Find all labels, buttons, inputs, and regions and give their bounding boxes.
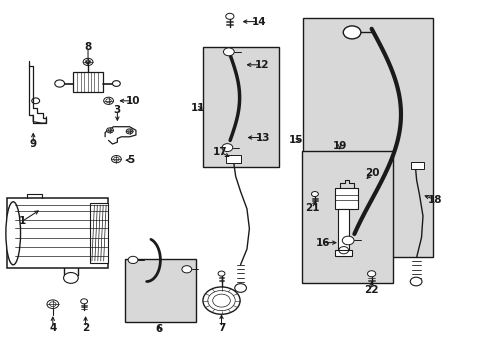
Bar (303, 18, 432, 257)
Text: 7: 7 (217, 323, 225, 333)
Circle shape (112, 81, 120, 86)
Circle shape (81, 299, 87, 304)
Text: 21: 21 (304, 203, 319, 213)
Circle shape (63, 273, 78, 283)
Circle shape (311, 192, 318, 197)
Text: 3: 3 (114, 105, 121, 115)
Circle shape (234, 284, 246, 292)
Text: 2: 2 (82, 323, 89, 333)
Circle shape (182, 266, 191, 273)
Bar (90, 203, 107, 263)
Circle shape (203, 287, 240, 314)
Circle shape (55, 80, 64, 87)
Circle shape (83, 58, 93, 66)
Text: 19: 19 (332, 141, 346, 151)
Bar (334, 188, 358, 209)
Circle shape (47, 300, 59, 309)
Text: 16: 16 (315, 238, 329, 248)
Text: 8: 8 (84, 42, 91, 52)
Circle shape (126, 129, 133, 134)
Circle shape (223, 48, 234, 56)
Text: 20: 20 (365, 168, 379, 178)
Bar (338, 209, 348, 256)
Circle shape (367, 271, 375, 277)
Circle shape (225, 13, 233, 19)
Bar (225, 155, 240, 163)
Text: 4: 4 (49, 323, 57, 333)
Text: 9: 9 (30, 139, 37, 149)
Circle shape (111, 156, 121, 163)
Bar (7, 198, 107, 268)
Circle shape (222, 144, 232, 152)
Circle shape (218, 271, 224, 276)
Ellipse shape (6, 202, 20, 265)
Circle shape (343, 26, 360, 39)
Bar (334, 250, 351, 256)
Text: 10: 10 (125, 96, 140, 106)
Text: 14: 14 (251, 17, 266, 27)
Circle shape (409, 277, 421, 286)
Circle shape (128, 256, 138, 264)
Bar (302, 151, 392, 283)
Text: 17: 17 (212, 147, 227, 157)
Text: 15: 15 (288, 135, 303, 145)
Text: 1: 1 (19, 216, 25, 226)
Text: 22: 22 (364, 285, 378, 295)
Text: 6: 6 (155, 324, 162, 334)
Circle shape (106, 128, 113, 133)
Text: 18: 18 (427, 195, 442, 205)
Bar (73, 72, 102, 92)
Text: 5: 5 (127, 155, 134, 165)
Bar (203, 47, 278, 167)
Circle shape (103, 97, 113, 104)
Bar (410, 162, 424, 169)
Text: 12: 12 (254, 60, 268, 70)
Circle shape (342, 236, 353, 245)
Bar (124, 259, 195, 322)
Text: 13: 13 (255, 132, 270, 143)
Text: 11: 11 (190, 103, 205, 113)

- - -

Reproduce every line of the material above verbatim, omitting the picture.

Find all labels, buttons, inputs, and regions and give their bounding boxes.
Bar (303, 18, 432, 257)
Text: 7: 7 (217, 323, 225, 333)
Circle shape (112, 81, 120, 86)
Circle shape (81, 299, 87, 304)
Text: 21: 21 (304, 203, 319, 213)
Circle shape (63, 273, 78, 283)
Circle shape (311, 192, 318, 197)
Text: 3: 3 (114, 105, 121, 115)
Circle shape (234, 284, 246, 292)
Text: 2: 2 (82, 323, 89, 333)
Circle shape (182, 266, 191, 273)
Bar (90, 203, 107, 263)
Circle shape (203, 287, 240, 314)
Circle shape (55, 80, 64, 87)
Circle shape (83, 58, 93, 66)
Text: 19: 19 (332, 141, 346, 151)
Bar (334, 188, 358, 209)
Circle shape (47, 300, 59, 309)
Text: 16: 16 (315, 238, 329, 248)
Text: 8: 8 (84, 42, 91, 52)
Circle shape (126, 129, 133, 134)
Circle shape (223, 48, 234, 56)
Text: 20: 20 (365, 168, 379, 178)
Bar (338, 209, 348, 256)
Circle shape (367, 271, 375, 277)
Circle shape (225, 13, 233, 19)
Bar (225, 155, 240, 163)
Text: 4: 4 (49, 323, 57, 333)
Text: 9: 9 (30, 139, 37, 149)
Circle shape (111, 156, 121, 163)
Bar (7, 198, 107, 268)
Circle shape (222, 144, 232, 152)
Circle shape (218, 271, 224, 276)
Ellipse shape (6, 202, 20, 265)
Circle shape (343, 26, 360, 39)
Bar (334, 250, 351, 256)
Text: 10: 10 (125, 96, 140, 106)
Text: 14: 14 (251, 17, 266, 27)
Circle shape (409, 277, 421, 286)
Circle shape (128, 256, 138, 264)
Bar (302, 151, 392, 283)
Text: 17: 17 (212, 147, 227, 157)
Text: 15: 15 (288, 135, 303, 145)
Text: 1: 1 (19, 216, 25, 226)
Text: 22: 22 (364, 285, 378, 295)
Text: 6: 6 (155, 324, 162, 334)
Circle shape (106, 128, 113, 133)
Text: 18: 18 (427, 195, 442, 205)
Bar (73, 72, 102, 92)
Text: 5: 5 (127, 155, 134, 165)
Bar (203, 47, 278, 167)
Circle shape (103, 97, 113, 104)
Bar (410, 162, 424, 169)
Text: 12: 12 (254, 60, 268, 70)
Circle shape (342, 236, 353, 245)
Bar (124, 259, 195, 322)
Text: 13: 13 (255, 132, 270, 143)
Text: 11: 11 (190, 103, 205, 113)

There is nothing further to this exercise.